**Problem to solve**
Say how many lines of the listing below contain "dalam", giving the number and nothing else.

**Stored records**
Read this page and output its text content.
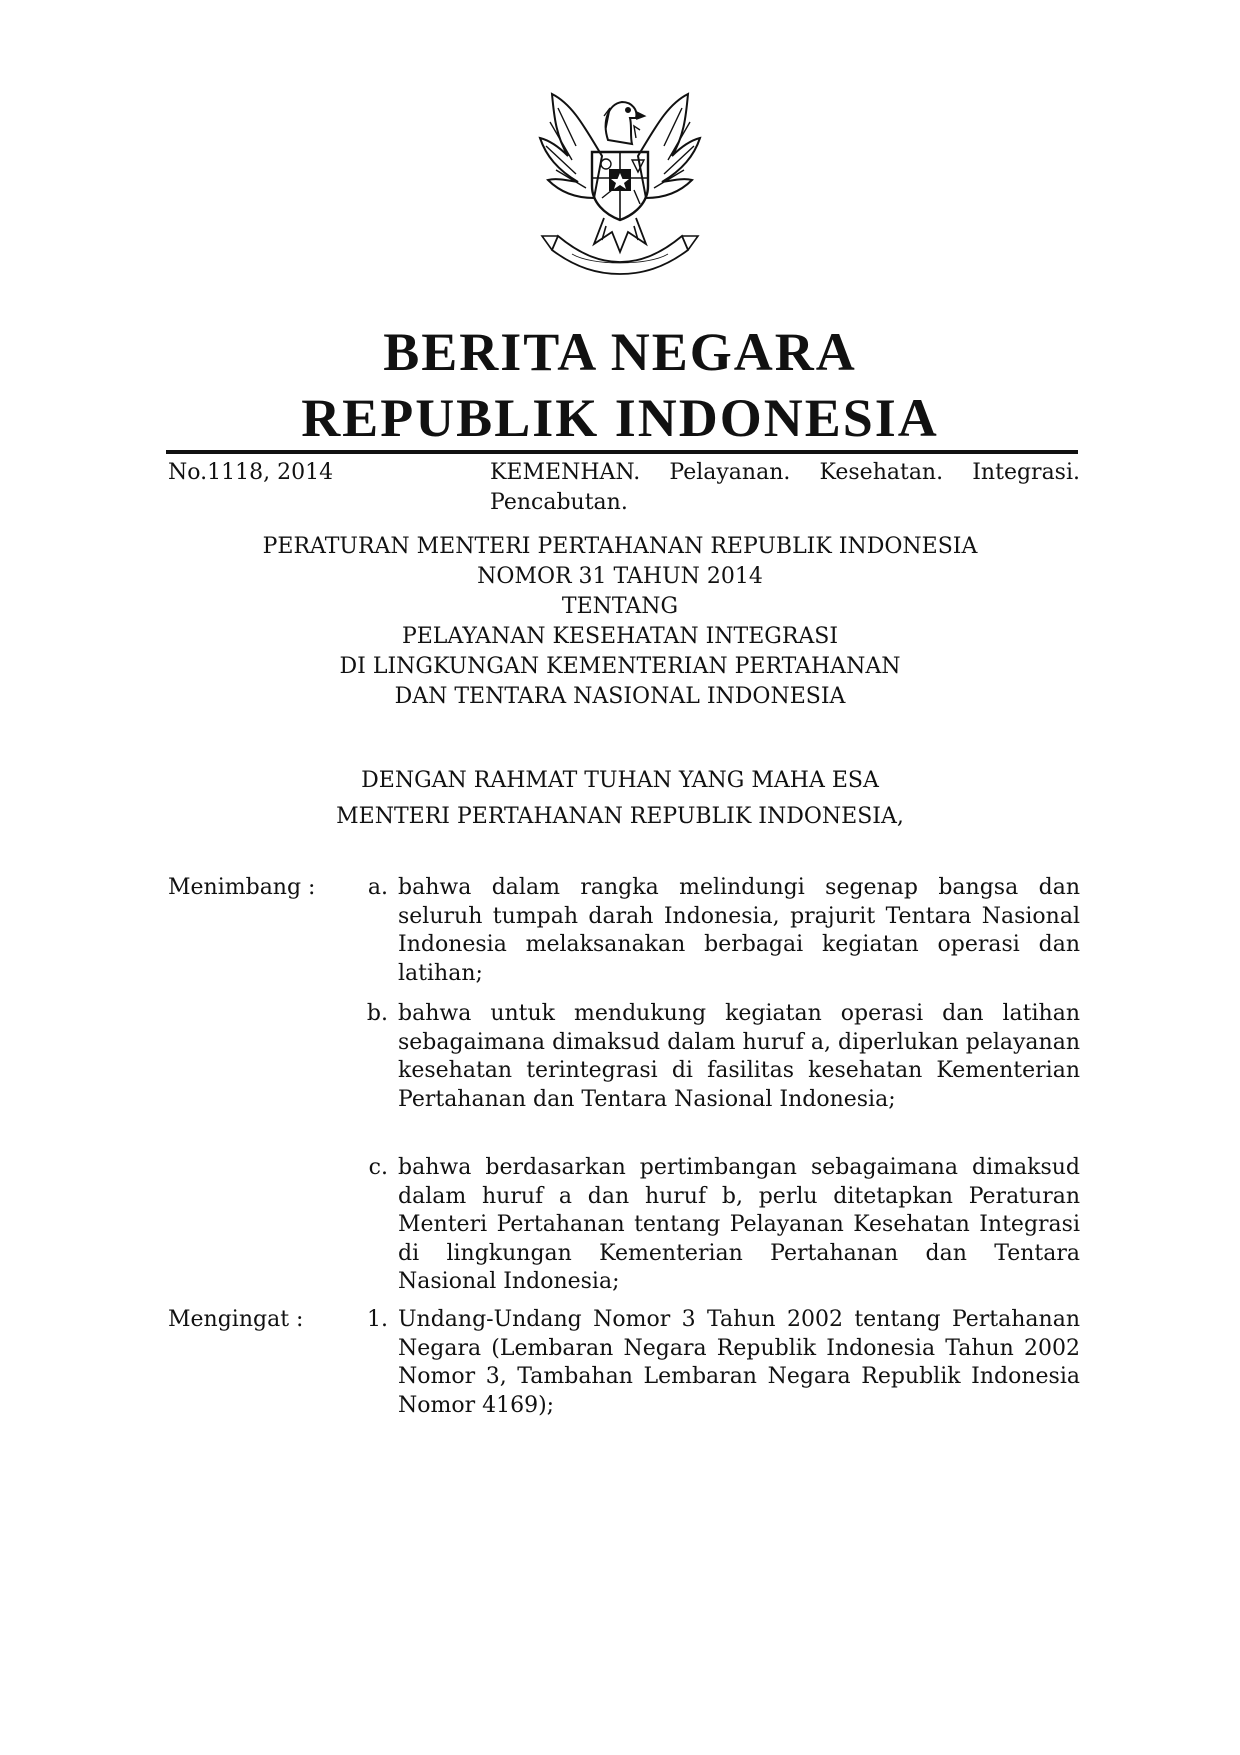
BERITA NEGARA
REPUBLIK INDONESIA
No.1118, 2014	KEMENHAN. Pelayanan. Kesehatan. Integrasi. Pencabutan.
PERATURAN MENTERI PERTAHANAN REPUBLIK INDONESIA
NOMOR 31 TAHUN 2014
TENTANG
PELAYANAN KESEHATAN INTEGRASI
DI LINGKUNGAN KEMENTERIAN PERTAHANAN
DAN TENTARA NASIONAL INDONESIA
DENGAN RAHMAT TUHAN YANG MAHA ESA
MENTERI PERTAHANAN REPUBLIK INDONESIA,
Menimbang :	a. bahwa dalam rangka melindungi segenap bangsa dan seluruh tumpah darah Indonesia, prajurit Tentara Nasional Indonesia melaksanakan berbagai kegiatan operasi dan latihan;

b. bahwa untuk mendukung kegiatan operasi dan latihan sebagaimana dimaksud dalam huruf a, diperlukan pelayanan kesehatan terintegrasi di fasilitas kesehatan Kementerian Pertahanan dan Tentara Nasional Indonesia;

c. bahwa berdasarkan pertimbangan sebagaimana dimaksud dalam huruf a dan huruf b, perlu ditetapkan Peraturan Menteri Pertahanan tentang Pelayanan Kesehatan Integrasi di lingkungan Kementerian Pertahanan dan Tentara Nasional Indonesia;

Mengingat :	1. Undang-Undang Nomor 3 Tahun 2002 tentang Pertahanan Negara (Lembaran Negara Republik Indonesia Tahun 2002 Nomor 3, Tambahan Lembaran Negara Republik Indonesia Nomor 4169);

**Answer for the task**
3